## Work to be completed
Restate the entries below verbatim.

━━ Exercise input ━━

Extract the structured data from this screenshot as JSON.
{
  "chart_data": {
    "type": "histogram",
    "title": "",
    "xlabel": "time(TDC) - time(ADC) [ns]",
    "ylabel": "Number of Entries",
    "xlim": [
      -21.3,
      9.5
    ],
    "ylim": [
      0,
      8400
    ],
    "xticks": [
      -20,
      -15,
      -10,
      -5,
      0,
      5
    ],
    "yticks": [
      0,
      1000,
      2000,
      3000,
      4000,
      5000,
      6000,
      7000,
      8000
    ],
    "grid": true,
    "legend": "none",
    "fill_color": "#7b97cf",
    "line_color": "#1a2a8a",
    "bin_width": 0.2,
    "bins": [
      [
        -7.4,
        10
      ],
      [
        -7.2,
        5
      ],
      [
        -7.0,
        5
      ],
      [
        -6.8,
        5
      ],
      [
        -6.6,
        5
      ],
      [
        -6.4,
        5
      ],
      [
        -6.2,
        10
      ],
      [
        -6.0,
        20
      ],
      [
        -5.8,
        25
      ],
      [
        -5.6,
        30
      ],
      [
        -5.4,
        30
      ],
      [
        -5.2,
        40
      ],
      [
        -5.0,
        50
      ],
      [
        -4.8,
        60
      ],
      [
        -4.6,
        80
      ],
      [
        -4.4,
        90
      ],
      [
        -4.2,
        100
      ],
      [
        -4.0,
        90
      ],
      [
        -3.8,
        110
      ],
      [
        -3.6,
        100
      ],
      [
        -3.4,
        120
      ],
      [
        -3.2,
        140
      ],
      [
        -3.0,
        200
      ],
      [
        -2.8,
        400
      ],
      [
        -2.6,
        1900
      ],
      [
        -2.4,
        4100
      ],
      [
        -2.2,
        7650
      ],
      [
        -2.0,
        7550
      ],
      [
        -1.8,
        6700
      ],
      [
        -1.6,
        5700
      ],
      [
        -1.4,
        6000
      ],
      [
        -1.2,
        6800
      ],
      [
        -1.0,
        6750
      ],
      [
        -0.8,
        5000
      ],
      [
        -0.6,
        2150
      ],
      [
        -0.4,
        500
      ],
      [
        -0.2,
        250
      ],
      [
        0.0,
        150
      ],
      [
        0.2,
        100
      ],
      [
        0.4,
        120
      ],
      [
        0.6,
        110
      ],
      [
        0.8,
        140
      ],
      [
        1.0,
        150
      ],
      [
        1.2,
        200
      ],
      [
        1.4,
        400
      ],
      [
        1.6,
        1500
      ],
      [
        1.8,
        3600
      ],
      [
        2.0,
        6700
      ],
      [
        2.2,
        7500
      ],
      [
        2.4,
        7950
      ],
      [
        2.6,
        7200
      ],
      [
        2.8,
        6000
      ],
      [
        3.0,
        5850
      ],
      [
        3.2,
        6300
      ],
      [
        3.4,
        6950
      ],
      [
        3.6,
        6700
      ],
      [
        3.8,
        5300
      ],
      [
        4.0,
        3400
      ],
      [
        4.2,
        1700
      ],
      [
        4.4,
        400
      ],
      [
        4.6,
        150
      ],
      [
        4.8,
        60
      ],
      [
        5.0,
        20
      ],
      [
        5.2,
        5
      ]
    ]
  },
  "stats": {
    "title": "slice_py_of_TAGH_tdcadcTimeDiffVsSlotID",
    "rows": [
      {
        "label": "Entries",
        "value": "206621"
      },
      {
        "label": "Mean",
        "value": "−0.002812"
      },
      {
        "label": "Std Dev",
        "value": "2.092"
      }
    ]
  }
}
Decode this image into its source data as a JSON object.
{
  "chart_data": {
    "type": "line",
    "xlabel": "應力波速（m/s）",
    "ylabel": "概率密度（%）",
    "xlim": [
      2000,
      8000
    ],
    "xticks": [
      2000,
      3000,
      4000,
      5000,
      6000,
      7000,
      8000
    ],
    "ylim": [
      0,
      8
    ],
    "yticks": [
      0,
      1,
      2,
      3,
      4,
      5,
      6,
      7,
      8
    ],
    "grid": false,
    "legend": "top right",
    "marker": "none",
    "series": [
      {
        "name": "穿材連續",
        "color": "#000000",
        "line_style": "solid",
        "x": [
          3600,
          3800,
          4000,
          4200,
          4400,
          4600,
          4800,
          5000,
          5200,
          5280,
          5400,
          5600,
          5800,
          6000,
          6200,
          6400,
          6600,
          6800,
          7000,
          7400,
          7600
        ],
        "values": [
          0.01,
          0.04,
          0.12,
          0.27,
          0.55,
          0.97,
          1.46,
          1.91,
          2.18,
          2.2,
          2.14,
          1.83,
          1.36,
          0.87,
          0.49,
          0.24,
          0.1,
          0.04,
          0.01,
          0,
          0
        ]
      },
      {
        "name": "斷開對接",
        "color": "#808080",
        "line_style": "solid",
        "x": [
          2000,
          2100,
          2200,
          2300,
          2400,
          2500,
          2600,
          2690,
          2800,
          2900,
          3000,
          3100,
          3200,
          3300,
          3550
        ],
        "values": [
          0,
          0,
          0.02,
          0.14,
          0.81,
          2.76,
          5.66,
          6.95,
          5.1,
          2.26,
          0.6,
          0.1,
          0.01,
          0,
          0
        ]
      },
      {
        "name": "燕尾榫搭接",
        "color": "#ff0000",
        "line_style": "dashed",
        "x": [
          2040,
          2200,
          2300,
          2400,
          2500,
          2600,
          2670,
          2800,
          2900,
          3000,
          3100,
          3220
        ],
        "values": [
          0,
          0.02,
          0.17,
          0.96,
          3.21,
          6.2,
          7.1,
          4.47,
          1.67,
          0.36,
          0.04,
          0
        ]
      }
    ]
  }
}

━━━

## Completed task
Extract the structured data from this screenshot as JSON.
{
  "chart_data": {
    "type": "histogram",
    "title": "",
    "xlabel": "time(TDC) - time(ADC) [ns]",
    "ylabel": "Number of Entries",
    "xlim": [
      -21.3,
      9.5
    ],
    "ylim": [
      0,
      8400
    ],
    "xticks": [
      -20,
      -15,
      -10,
      -5,
      0,
      5
    ],
    "yticks": [
      0,
      1000,
      2000,
      3000,
      4000,
      5000,
      6000,
      7000,
      8000
    ],
    "grid": true,
    "legend": "none",
    "fill_color": "#7b97cf",
    "line_color": "#1a2a8a",
    "bin_width": 0.2,
    "bins": [
      [
        -7.4,
        10
      ],
      [
        -7.2,
        5
      ],
      [
        -7.0,
        5
      ],
      [
        -6.8,
        5
      ],
      [
        -6.6,
        5
      ],
      [
        -6.4,
        5
      ],
      [
        -6.2,
        10
      ],
      [
        -6.0,
        20
      ],
      [
        -5.8,
        25
      ],
      [
        -5.6,
        30
      ],
      [
        -5.4,
        30
      ],
      [
        -5.2,
        40
      ],
      [
        -5.0,
        50
      ],
      [
        -4.8,
        60
      ],
      [
        -4.6,
        80
      ],
      [
        -4.4,
        90
      ],
      [
        -4.2,
        100
      ],
      [
        -4.0,
        90
      ],
      [
        -3.8,
        110
      ],
      [
        -3.6,
        100
      ],
      [
        -3.4,
        120
      ],
      [
        -3.2,
        140
      ],
      [
        -3.0,
        200
      ],
      [
        -2.8,
        400
      ],
      [
        -2.6,
        1900
      ],
      [
        -2.4,
        4100
      ],
      [
        -2.2,
        7650
      ],
      [
        -2.0,
        7550
      ],
      [
        -1.8,
        6700
      ],
      [
        -1.6,
        5700
      ],
      [
        -1.4,
        6000
      ],
      [
        -1.2,
        6800
      ],
      [
        -1.0,
        6750
      ],
      [
        -0.8,
        5000
      ],
      [
        -0.6,
        2150
      ],
      [
        -0.4,
        500
      ],
      [
        -0.2,
        250
      ],
      [
        0.0,
        150
      ],
      [
        0.2,
        100
      ],
      [
        0.4,
        120
      ],
      [
        0.6,
        110
      ],
      [
        0.8,
        140
      ],
      [
        1.0,
        150
      ],
      [
        1.2,
        200
      ],
      [
        1.4,
        400
      ],
      [
        1.6,
        1500
      ],
      [
        1.8,
        3600
      ],
      [
        2.0,
        6700
      ],
      [
        2.2,
        7500
      ],
      [
        2.4,
        7950
      ],
      [
        2.6,
        7200
      ],
      [
        2.8,
        6000
      ],
      [
        3.0,
        5850
      ],
      [
        3.2,
        6300
      ],
      [
        3.4,
        6950
      ],
      [
        3.6,
        6700
      ],
      [
        3.8,
        5300
      ],
      [
        4.0,
        3400
      ],
      [
        4.2,
        1700
      ],
      [
        4.4,
        400
      ],
      [
        4.6,
        150
      ],
      [
        4.8,
        60
      ],
      [
        5.0,
        20
      ],
      [
        5.2,
        5
      ]
    ]
  },
  "stats": {
    "title": "slice_py_of_TAGH_tdcadcTimeDiffVsSlotID",
    "rows": [
      {
        "label": "Entries",
        "value": "206621"
      },
      {
        "label": "Mean",
        "value": "−0.002812"
      },
      {
        "label": "Std Dev",
        "value": "2.092"
      }
    ]
  }
}
Decode this image into its source data as a JSON object.
{
  "chart_data": {
    "type": "line",
    "xlabel": "應力波速（m/s）",
    "ylabel": "概率密度（%）",
    "xlim": [
      2000,
      8000
    ],
    "xticks": [
      2000,
      3000,
      4000,
      5000,
      6000,
      7000,
      8000
    ],
    "ylim": [
      0,
      8
    ],
    "yticks": [
      0,
      1,
      2,
      3,
      4,
      5,
      6,
      7,
      8
    ],
    "grid": false,
    "legend": "top right",
    "marker": "none",
    "series": [
      {
        "name": "穿材連續",
        "color": "#000000",
        "line_style": "solid",
        "x": [
          3600,
          3800,
          4000,
          4200,
          4400,
          4600,
          4800,
          5000,
          5200,
          5280,
          5400,
          5600,
          5800,
          6000,
          6200,
          6400,
          6600,
          6800,
          7000,
          7400,
          7600
        ],
        "values": [
          0.01,
          0.04,
          0.12,
          0.27,
          0.55,
          0.97,
          1.46,
          1.91,
          2.18,
          2.2,
          2.14,
          1.83,
          1.36,
          0.87,
          0.49,
          0.24,
          0.1,
          0.04,
          0.01,
          0,
          0
        ]
      },
      {
        "name": "斷開對接",
        "color": "#808080",
        "line_style": "solid",
        "x": [
          2000,
          2100,
          2200,
          2300,
          2400,
          2500,
          2600,
          2690,
          2800,
          2900,
          3000,
          3100,
          3200,
          3300,
          3550
        ],
        "values": [
          0,
          0,
          0.02,
          0.14,
          0.81,
          2.76,
          5.66,
          6.95,
          5.1,
          2.26,
          0.6,
          0.1,
          0.01,
          0,
          0
        ]
      },
      {
        "name": "燕尾榫搭接",
        "color": "#ff0000",
        "line_style": "dashed",
        "x": [
          2040,
          2200,
          2300,
          2400,
          2500,
          2600,
          2670,
          2800,
          2900,
          3000,
          3100,
          3220
        ],
        "values": [
          0,
          0.02,
          0.17,
          0.96,
          3.21,
          6.2,
          7.1,
          4.47,
          1.67,
          0.36,
          0.04,
          0
        ]
      }
    ]
  }
}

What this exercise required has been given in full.